== Extracted material ==
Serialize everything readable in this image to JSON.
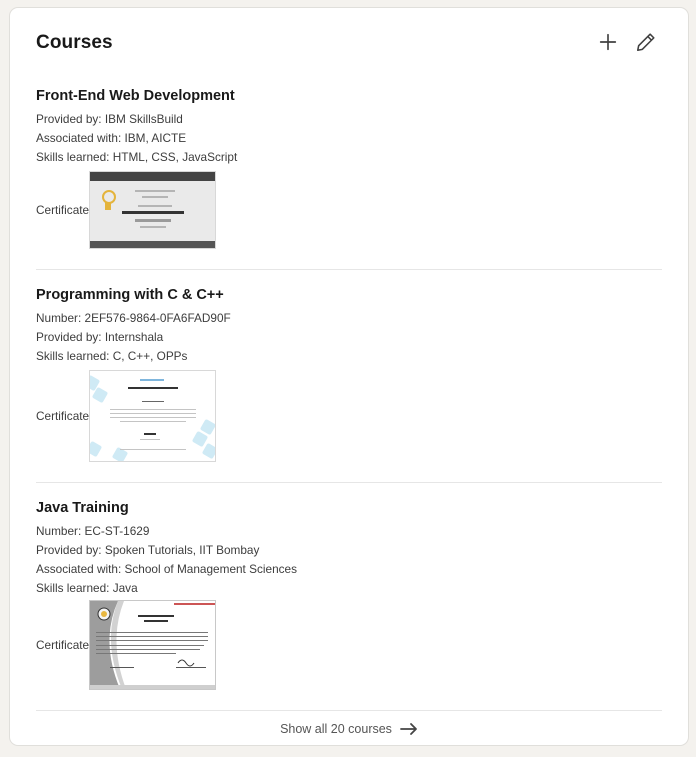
{
  "section": {
    "title": "Courses",
    "add_icon": "plus-icon",
    "edit_icon": "pencil-icon"
  },
  "courses": [
    {
      "name": "Front-End Web Development",
      "lines": [
        "Provided by: IBM SkillsBuild",
        "Associated with: IBM, AICTE",
        "Skills learned: HTML, CSS, JavaScript"
      ],
      "certificate_label": "Certificate:"
    },
    {
      "name": "Programming with C & C++",
      "lines": [
        "Number: 2EF576-9864-0FA6FAD90F",
        "Provided by: Internshala",
        "Skills learned: C, C++, OPPs"
      ],
      "certificate_label": "Certificate:"
    },
    {
      "name": "Java Training",
      "lines": [
        "Number: EC-ST-1629",
        "Provided by: Spoken Tutorials, IIT Bombay",
        "Associated with: School of Management Sciences",
        "Skills learned: Java"
      ],
      "certificate_label": "Certificate:"
    }
  ],
  "footer": {
    "show_all_label": "Show all 20 courses",
    "arrow_icon": "arrow-right-icon"
  },
  "colors": {
    "page_bg": "#f4f2ee",
    "card_bg": "#ffffff",
    "text_primary": "#191919",
    "text_secondary": "#3d3d3d"
  }
}
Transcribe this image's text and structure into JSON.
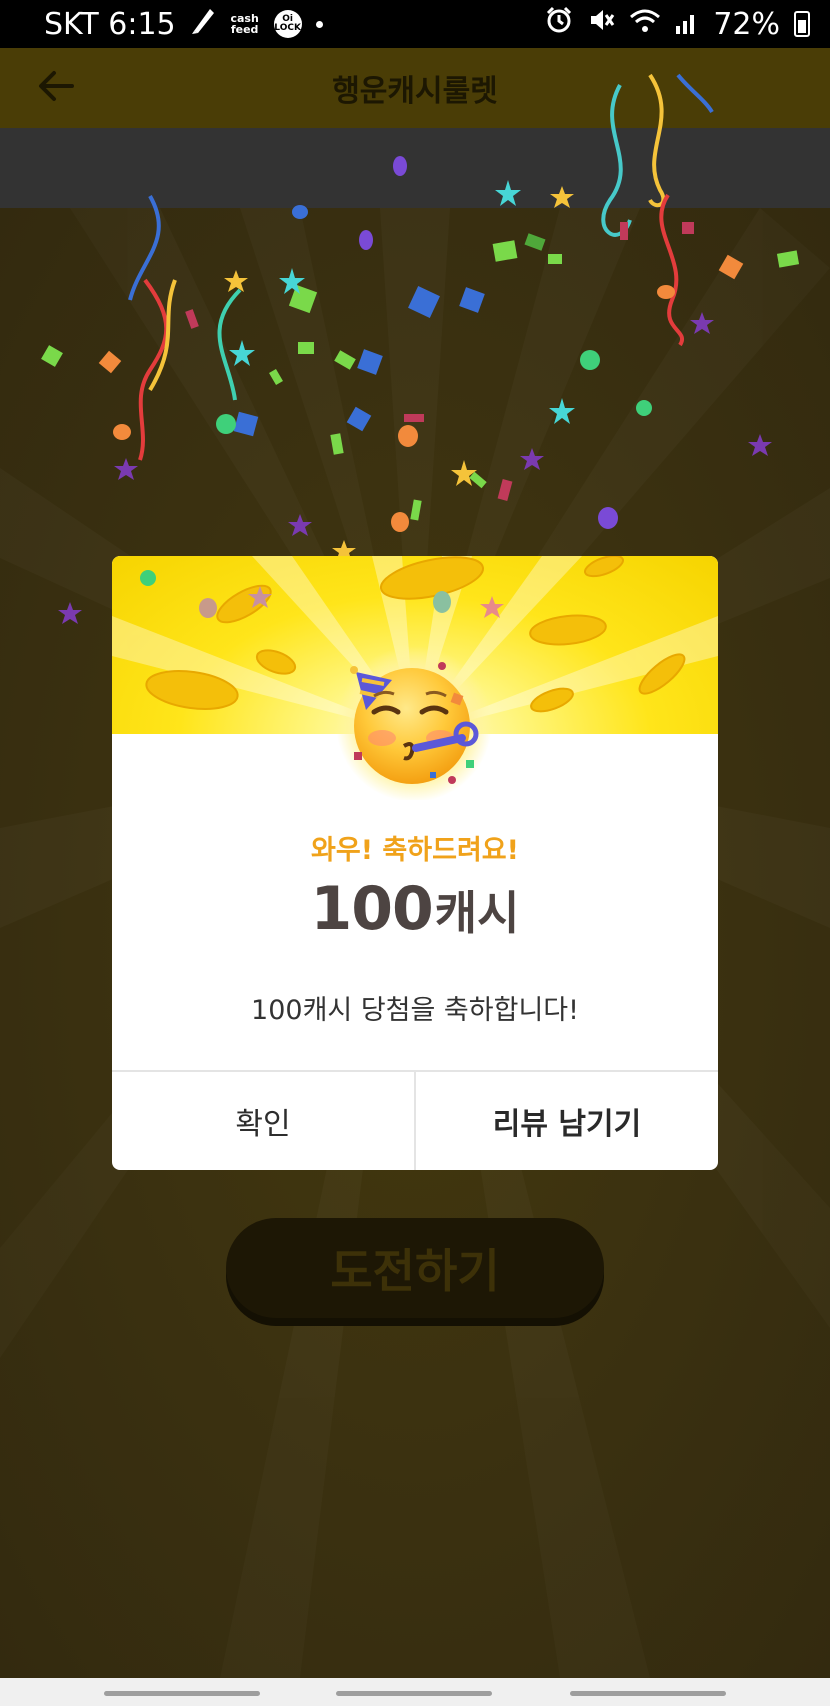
{
  "status_bar": {
    "carrier_time": "SKT 6:15",
    "icons": [
      "pen-notification-icon",
      "cashfeed-icon",
      "oilock-icon",
      "more-dot-icon",
      "alarm-icon",
      "mute-icon",
      "wifi-icon",
      "signal-icon"
    ],
    "cashfeed_label": "cash feed",
    "oilock_label": "Oi LOCK",
    "battery": "72%"
  },
  "app": {
    "title": "행운캐시룰렛",
    "challenge_button": "도전하기"
  },
  "dialog": {
    "subtitle": "와우! 축하드려요!",
    "amount": "100",
    "amount_unit": "캐시",
    "message": "100캐시 당첨을 축하합니다!",
    "confirm_label": "확인",
    "review_label": "리뷰 남기기"
  },
  "colors": {
    "accent_yellow": "#ffe51a",
    "subtitle_orange": "#f0a21a",
    "amount_text": "#4d4442"
  }
}
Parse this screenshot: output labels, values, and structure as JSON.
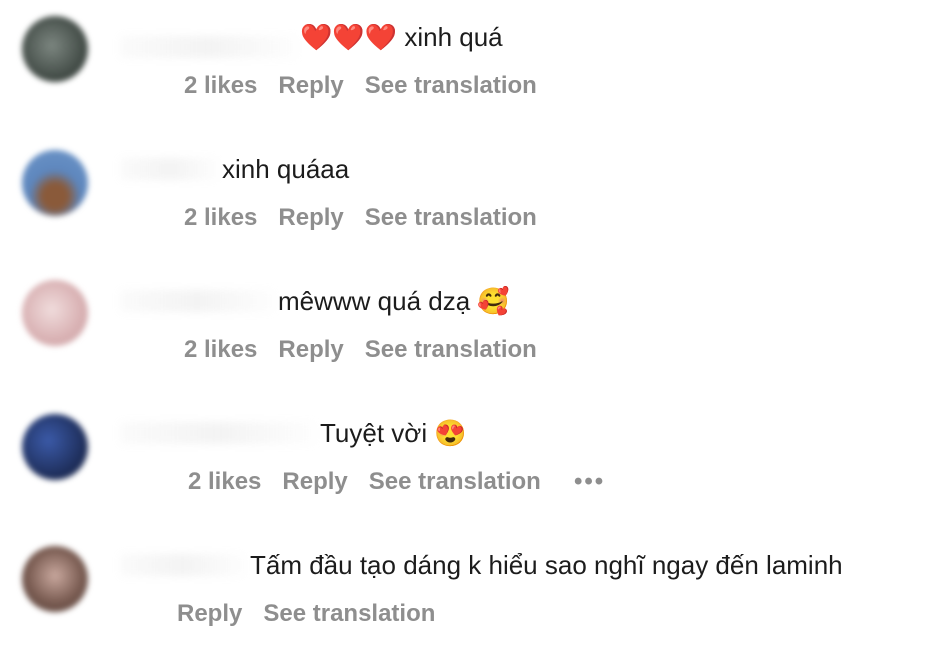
{
  "comments": [
    {
      "text": "❤️❤️❤️ xinh quá",
      "likes": "2 likes",
      "reply": "Reply",
      "translate": "See translation",
      "avatar_color": "#4a5550"
    },
    {
      "text": "xinh quáaa",
      "likes": "2 likes",
      "reply": "Reply",
      "translate": "See translation",
      "avatar_color": "#5a7fb0"
    },
    {
      "text": "mêwww quá dzạ 🥰",
      "likes": "2 likes",
      "reply": "Reply",
      "translate": "See translation",
      "avatar_color": "#d8b8b8"
    },
    {
      "text": "Tuyệt vời 😍",
      "likes": "2 likes",
      "reply": "Reply",
      "translate": "See translation",
      "more": "•••",
      "avatar_color": "#1e2e5a"
    },
    {
      "text": "Tấm đầu tạo dáng k hiểu sao nghĩ ngay đến laminh",
      "reply": "Reply",
      "translate": "See translation",
      "avatar_color": "#6b5048"
    }
  ]
}
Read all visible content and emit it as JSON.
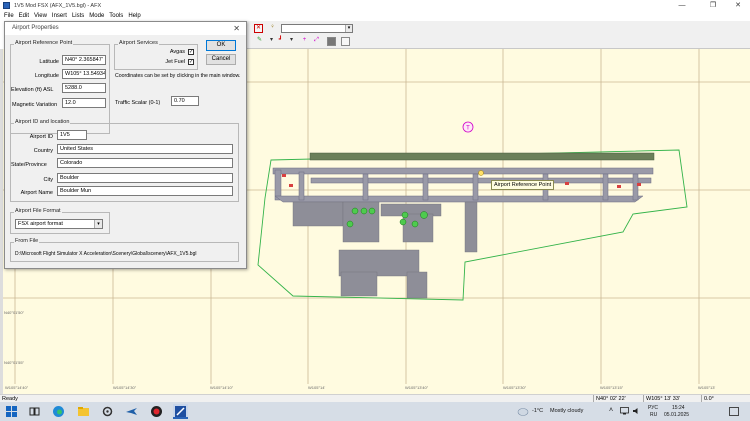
{
  "window": {
    "title": "1V5 Mod FSX (AFX_1V5.bgl) - AFX"
  },
  "menu": [
    "File",
    "Edit",
    "View",
    "Insert",
    "Lists",
    "Mode",
    "Tools",
    "Help"
  ],
  "dialog": {
    "title": "Airport Properties",
    "arp_group": "Airport Reference Point",
    "latitude_label": "Latitude",
    "latitude_value": "N40° 2.365847'",
    "longitude_label": "Longitude",
    "longitude_value": "W105° 13.54934",
    "elevation_label": "Elevation (ft) ASL",
    "elevation_value": "5288.0",
    "magvar_label": "Magnetic Variation",
    "magvar_value": "12.0",
    "services_group": "Airport Services",
    "avgas_label": "Avgas",
    "jetfuel_label": "Jet Fuel",
    "ok_label": "OK",
    "cancel_label": "Cancel",
    "coords_hint": "Coordinates can be set by clicking in the main window.",
    "traffic_label": "Traffic Scalar (0-1)",
    "traffic_value": "0.70",
    "id_group": "Airport ID and location",
    "id_label": "Airport ID",
    "id_value": "1V5",
    "country_label": "Country",
    "country_value": "United States",
    "state_label": "State/Province",
    "state_value": "Colorado",
    "city_label": "City",
    "city_value": "Boulder",
    "name_label": "Airport Name",
    "name_value": "Boulder Mun",
    "format_group": "Airport File Format",
    "format_value": "FSX airport format",
    "from_group": "From File",
    "from_value": "D:\\Microsoft Flight Simulator X Acceleration\\Scenery\\Global\\scenery\\AFX_1V5.bgl"
  },
  "map": {
    "arp_tooltip": "Airport Reference Point",
    "tower_symbol": "T",
    "lat_ticks": [
      "N40°02'22\"",
      "N40°01'50\"",
      "N40°01'55\""
    ],
    "lon_ticks": [
      "W105°14'40\"",
      "W105°14'30\"",
      "W105°14'10\"",
      "W105°14'",
      "W105°13'40\"",
      "W105°13'30\"",
      "W105°13'15\"",
      "W105°13'"
    ]
  },
  "statusbar": {
    "left": "Ready",
    "lat": "N40° 02' 22'",
    "lon": "W105° 13' 33'",
    "heading": "0.0°"
  },
  "taskbar": {
    "weather_temp": "-1°C",
    "weather_text": "Mostly cloudy",
    "lang_top": "РУС",
    "lang_bottom": "RU",
    "time": "15:24",
    "date": "05.01.2025"
  },
  "colors": {
    "accent": "#0078d7",
    "map_bg": "#fffbe0",
    "map_grid": "#c8b48c",
    "boundary": "#34b34a"
  }
}
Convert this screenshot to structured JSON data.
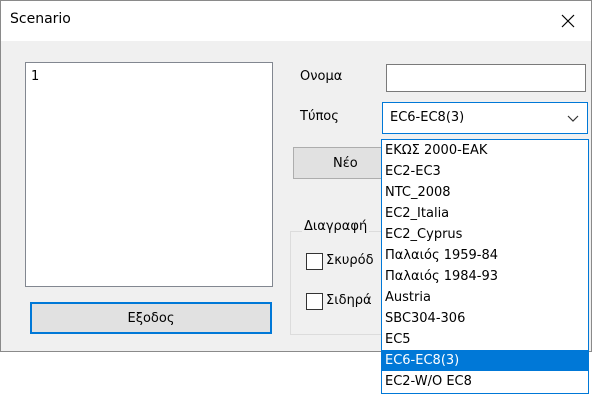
{
  "window": {
    "title": "Scenario"
  },
  "list": {
    "items": [
      "1"
    ]
  },
  "form": {
    "name_label": "Ονομα",
    "name_value": "",
    "type_label": "Τύπος",
    "type_value": "EC6-EC8(3)",
    "new_button": "Νέο",
    "exit_button": "Εξοδος",
    "delete_group_title": "Διαγραφή",
    "checkbox_concrete": "Σκυρόδ",
    "checkbox_steel": "Σιδηρά"
  },
  "dropdown": {
    "options": [
      "ΕΚΩΣ 2000-ΕΑΚ",
      "EC2-EC3",
      "NTC_2008",
      "EC2_Italia",
      "EC2_Cyprus",
      "Παλαιός 1959-84",
      "Παλαιός 1984-93",
      "Austria",
      "SBC304-306",
      "EC5",
      "EC6-EC8(3)",
      "EC2-W/O EC8"
    ],
    "selected_index": 10
  },
  "icons": {
    "close": "close-icon",
    "chevron": "chevron-down-icon"
  },
  "colors": {
    "accent": "#0078d7"
  }
}
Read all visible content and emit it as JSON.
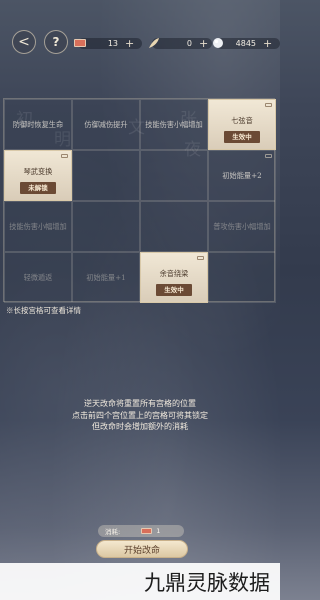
{
  "top_bar": {
    "share_icon": "share-icon",
    "help_label": "?",
    "resources": [
      {
        "name": "scroll",
        "value": "13",
        "plus": "+"
      },
      {
        "name": "feather",
        "value": "0",
        "plus": "+"
      },
      {
        "name": "pearl",
        "value": "4845",
        "plus": "+"
      }
    ]
  },
  "grid": {
    "cells": [
      {
        "label": "防御时恢复生命",
        "active": false,
        "tag": ""
      },
      {
        "label": "仿御减伤提升",
        "active": false,
        "tag": ""
      },
      {
        "label": "技能伤害小幅增加",
        "active": false,
        "tag": ""
      },
      {
        "label": "七弦音",
        "active": true,
        "tag": "生效中"
      },
      {
        "label": "琴武变换",
        "active": true,
        "tag": "未解锁"
      },
      {
        "label": "",
        "active": false,
        "tag": ""
      },
      {
        "label": "",
        "active": false,
        "tag": ""
      },
      {
        "label": "初始能量+2",
        "active": false,
        "tag": ""
      },
      {
        "label": "技能伤害小幅增加",
        "active": false,
        "tag": ""
      },
      {
        "label": "",
        "active": false,
        "tag": ""
      },
      {
        "label": "",
        "active": false,
        "tag": ""
      },
      {
        "label": "普攻伤害小幅增加",
        "active": false,
        "tag": ""
      },
      {
        "label": "轻微遁返",
        "active": false,
        "tag": ""
      },
      {
        "label": "初始能量+1",
        "active": false,
        "tag": ""
      },
      {
        "label": "余音绕梁",
        "active": true,
        "tag": "生效中"
      },
      {
        "label": "",
        "active": false,
        "tag": ""
      }
    ]
  },
  "hint": "※长按宫格可查看详情",
  "description": [
    "逆天改命将重置所有宫格的位置",
    "点击前四个宫位置上的宫格可将其锁定",
    "但改命时会增加额外的消耗"
  ],
  "cost": {
    "label": "消耗:",
    "value": "1"
  },
  "start_button": "开始改命",
  "watermark": "九鼎灵脉数据"
}
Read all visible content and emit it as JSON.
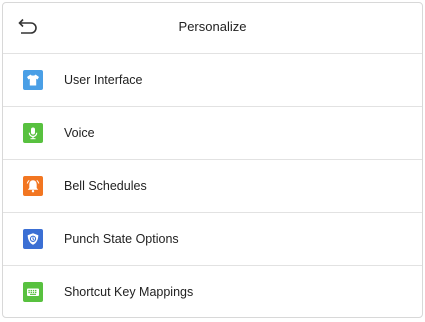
{
  "header": {
    "title": "Personalize",
    "back_icon": "back-arrow-icon"
  },
  "menu": {
    "items": [
      {
        "label": "User Interface",
        "icon": "tshirt-icon",
        "color": "#4a9fe6"
      },
      {
        "label": "Voice",
        "icon": "microphone-icon",
        "color": "#58c13f"
      },
      {
        "label": "Bell Schedules",
        "icon": "bell-icon",
        "color": "#f27621"
      },
      {
        "label": "Punch State Options",
        "icon": "shield-icon",
        "color": "#3b6fd4"
      },
      {
        "label": "Shortcut Key Mappings",
        "icon": "keyboard-icon",
        "color": "#58c13f"
      }
    ]
  }
}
===
What the task asks. Among the lines of the data, identify those with the word "screenshot". Copy each of them.

Reply.
Parse this screenshot: output labels, values, and structure as JSON.
Convert this screenshot to structured JSON data.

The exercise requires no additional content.